Select from the data all lines with the word "SRMTID".

****************************************

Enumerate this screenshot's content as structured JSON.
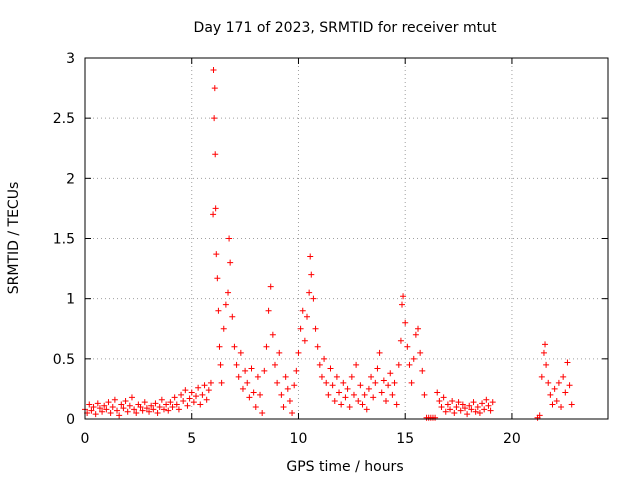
{
  "chart_data": {
    "type": "scatter",
    "title": "Day 171 of 2023, SRMTID for receiver mtut",
    "xlabel": "GPS time / hours",
    "ylabel": "SRMTID / TECUs",
    "xlim": [
      0,
      24.5
    ],
    "ylim": [
      0,
      3
    ],
    "x_ticks": [
      0,
      5,
      10,
      15,
      20
    ],
    "y_ticks": [
      0,
      0.5,
      1,
      1.5,
      2,
      2.5,
      3
    ],
    "x_tick_labels": [
      "0",
      "5",
      "10",
      "15",
      "20"
    ],
    "y_tick_labels": [
      "0",
      "0.5",
      "1",
      "1.5",
      "2",
      "2.5",
      "3"
    ],
    "grid": true,
    "marker": "+",
    "color": "#ff0000",
    "series": [
      {
        "name": "SRMTID",
        "points": [
          [
            0.0,
            0.08
          ],
          [
            0.1,
            0.05
          ],
          [
            0.2,
            0.12
          ],
          [
            0.3,
            0.07
          ],
          [
            0.4,
            0.1
          ],
          [
            0.5,
            0.04
          ],
          [
            0.6,
            0.13
          ],
          [
            0.7,
            0.09
          ],
          [
            0.8,
            0.06
          ],
          [
            0.9,
            0.11
          ],
          [
            1.0,
            0.08
          ],
          [
            1.1,
            0.14
          ],
          [
            1.2,
            0.05
          ],
          [
            1.3,
            0.1
          ],
          [
            1.4,
            0.16
          ],
          [
            1.5,
            0.07
          ],
          [
            1.6,
            0.03
          ],
          [
            1.7,
            0.12
          ],
          [
            1.8,
            0.09
          ],
          [
            1.9,
            0.15
          ],
          [
            2.0,
            0.06
          ],
          [
            2.1,
            0.11
          ],
          [
            2.2,
            0.18
          ],
          [
            2.3,
            0.08
          ],
          [
            2.4,
            0.05
          ],
          [
            2.5,
            0.12
          ],
          [
            2.6,
            0.1
          ],
          [
            2.7,
            0.07
          ],
          [
            2.8,
            0.14
          ],
          [
            2.9,
            0.09
          ],
          [
            3.0,
            0.06
          ],
          [
            3.1,
            0.11
          ],
          [
            3.2,
            0.08
          ],
          [
            3.3,
            0.13
          ],
          [
            3.4,
            0.05
          ],
          [
            3.5,
            0.1
          ],
          [
            3.6,
            0.16
          ],
          [
            3.7,
            0.08
          ],
          [
            3.8,
            0.12
          ],
          [
            3.9,
            0.07
          ],
          [
            4.0,
            0.14
          ],
          [
            4.1,
            0.1
          ],
          [
            4.2,
            0.18
          ],
          [
            4.3,
            0.12
          ],
          [
            4.4,
            0.08
          ],
          [
            4.5,
            0.2
          ],
          [
            4.6,
            0.15
          ],
          [
            4.7,
            0.24
          ],
          [
            4.8,
            0.11
          ],
          [
            4.9,
            0.17
          ],
          [
            5.0,
            0.22
          ],
          [
            5.1,
            0.14
          ],
          [
            5.2,
            0.19
          ],
          [
            5.3,
            0.26
          ],
          [
            5.4,
            0.12
          ],
          [
            5.5,
            0.2
          ],
          [
            5.6,
            0.28
          ],
          [
            5.7,
            0.16
          ],
          [
            5.8,
            0.24
          ],
          [
            5.9,
            0.3
          ],
          [
            6.0,
            1.7
          ],
          [
            6.02,
            2.9
          ],
          [
            6.05,
            2.5
          ],
          [
            6.08,
            2.75
          ],
          [
            6.1,
            2.2
          ],
          [
            6.12,
            1.75
          ],
          [
            6.15,
            1.37
          ],
          [
            6.2,
            1.17
          ],
          [
            6.25,
            0.9
          ],
          [
            6.3,
            0.6
          ],
          [
            6.35,
            0.45
          ],
          [
            6.4,
            0.3
          ],
          [
            6.5,
            0.75
          ],
          [
            6.6,
            0.95
          ],
          [
            6.7,
            1.05
          ],
          [
            6.75,
            1.5
          ],
          [
            6.8,
            1.3
          ],
          [
            6.9,
            0.85
          ],
          [
            7.0,
            0.6
          ],
          [
            7.1,
            0.45
          ],
          [
            7.2,
            0.35
          ],
          [
            7.3,
            0.55
          ],
          [
            7.4,
            0.25
          ],
          [
            7.5,
            0.4
          ],
          [
            7.6,
            0.3
          ],
          [
            7.7,
            0.18
          ],
          [
            7.8,
            0.42
          ],
          [
            7.9,
            0.22
          ],
          [
            8.0,
            0.1
          ],
          [
            8.1,
            0.35
          ],
          [
            8.2,
            0.2
          ],
          [
            8.3,
            0.05
          ],
          [
            8.4,
            0.4
          ],
          [
            8.5,
            0.6
          ],
          [
            8.6,
            0.9
          ],
          [
            8.7,
            1.1
          ],
          [
            8.8,
            0.7
          ],
          [
            8.9,
            0.45
          ],
          [
            9.0,
            0.3
          ],
          [
            9.1,
            0.55
          ],
          [
            9.2,
            0.2
          ],
          [
            9.3,
            0.1
          ],
          [
            9.4,
            0.35
          ],
          [
            9.5,
            0.25
          ],
          [
            9.6,
            0.15
          ],
          [
            9.7,
            0.05
          ],
          [
            9.8,
            0.28
          ],
          [
            9.9,
            0.4
          ],
          [
            10.0,
            0.55
          ],
          [
            10.1,
            0.75
          ],
          [
            10.2,
            0.9
          ],
          [
            10.3,
            0.65
          ],
          [
            10.4,
            0.85
          ],
          [
            10.5,
            1.05
          ],
          [
            10.55,
            1.35
          ],
          [
            10.6,
            1.2
          ],
          [
            10.7,
            1.0
          ],
          [
            10.8,
            0.75
          ],
          [
            10.9,
            0.6
          ],
          [
            11.0,
            0.45
          ],
          [
            11.1,
            0.35
          ],
          [
            11.2,
            0.5
          ],
          [
            11.3,
            0.3
          ],
          [
            11.4,
            0.2
          ],
          [
            11.5,
            0.42
          ],
          [
            11.6,
            0.28
          ],
          [
            11.7,
            0.15
          ],
          [
            11.8,
            0.35
          ],
          [
            11.9,
            0.22
          ],
          [
            12.0,
            0.12
          ],
          [
            12.1,
            0.3
          ],
          [
            12.2,
            0.18
          ],
          [
            12.3,
            0.25
          ],
          [
            12.4,
            0.1
          ],
          [
            12.5,
            0.35
          ],
          [
            12.6,
            0.2
          ],
          [
            12.7,
            0.45
          ],
          [
            12.8,
            0.15
          ],
          [
            12.9,
            0.28
          ],
          [
            13.0,
            0.12
          ],
          [
            13.1,
            0.2
          ],
          [
            13.2,
            0.08
          ],
          [
            13.3,
            0.25
          ],
          [
            13.4,
            0.35
          ],
          [
            13.5,
            0.18
          ],
          [
            13.6,
            0.3
          ],
          [
            13.7,
            0.42
          ],
          [
            13.8,
            0.55
          ],
          [
            13.9,
            0.22
          ],
          [
            14.0,
            0.32
          ],
          [
            14.1,
            0.15
          ],
          [
            14.2,
            0.28
          ],
          [
            14.3,
            0.38
          ],
          [
            14.4,
            0.2
          ],
          [
            14.5,
            0.3
          ],
          [
            14.6,
            0.12
          ],
          [
            14.7,
            0.45
          ],
          [
            14.8,
            0.65
          ],
          [
            14.85,
            0.95
          ],
          [
            14.9,
            1.02
          ],
          [
            15.0,
            0.8
          ],
          [
            15.1,
            0.6
          ],
          [
            15.2,
            0.45
          ],
          [
            15.3,
            0.3
          ],
          [
            15.4,
            0.5
          ],
          [
            15.5,
            0.7
          ],
          [
            15.6,
            0.75
          ],
          [
            15.7,
            0.55
          ],
          [
            15.8,
            0.4
          ],
          [
            15.9,
            0.2
          ],
          [
            16.0,
            0.01
          ],
          [
            16.1,
            0.01
          ],
          [
            16.2,
            0.01
          ],
          [
            16.3,
            0.01
          ],
          [
            16.4,
            0.01
          ],
          [
            16.5,
            0.22
          ],
          [
            16.6,
            0.15
          ],
          [
            16.7,
            0.1
          ],
          [
            16.8,
            0.18
          ],
          [
            16.9,
            0.06
          ],
          [
            17.0,
            0.12
          ],
          [
            17.1,
            0.08
          ],
          [
            17.2,
            0.15
          ],
          [
            17.3,
            0.05
          ],
          [
            17.4,
            0.1
          ],
          [
            17.5,
            0.14
          ],
          [
            17.6,
            0.07
          ],
          [
            17.7,
            0.12
          ],
          [
            17.8,
            0.09
          ],
          [
            17.9,
            0.04
          ],
          [
            18.0,
            0.11
          ],
          [
            18.1,
            0.08
          ],
          [
            18.2,
            0.14
          ],
          [
            18.3,
            0.06
          ],
          [
            18.4,
            0.1
          ],
          [
            18.5,
            0.05
          ],
          [
            18.6,
            0.13
          ],
          [
            18.7,
            0.08
          ],
          [
            18.8,
            0.16
          ],
          [
            18.9,
            0.11
          ],
          [
            19.0,
            0.07
          ],
          [
            19.1,
            0.14
          ],
          [
            21.2,
            0.01
          ],
          [
            21.3,
            0.03
          ],
          [
            21.4,
            0.35
          ],
          [
            21.5,
            0.55
          ],
          [
            21.55,
            0.62
          ],
          [
            21.6,
            0.45
          ],
          [
            21.7,
            0.3
          ],
          [
            21.8,
            0.2
          ],
          [
            21.9,
            0.12
          ],
          [
            22.0,
            0.25
          ],
          [
            22.1,
            0.15
          ],
          [
            22.2,
            0.3
          ],
          [
            22.3,
            0.1
          ],
          [
            22.4,
            0.35
          ],
          [
            22.5,
            0.22
          ],
          [
            22.6,
            0.47
          ],
          [
            22.7,
            0.28
          ],
          [
            22.8,
            0.12
          ]
        ]
      }
    ]
  }
}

****************************************

#### [Worked solution]
    "title": "Day 171 of 2023, SRMTID for receiver mtut",
    "ylabel": "SRMTID / TECUs",
        "name": "SRMTID",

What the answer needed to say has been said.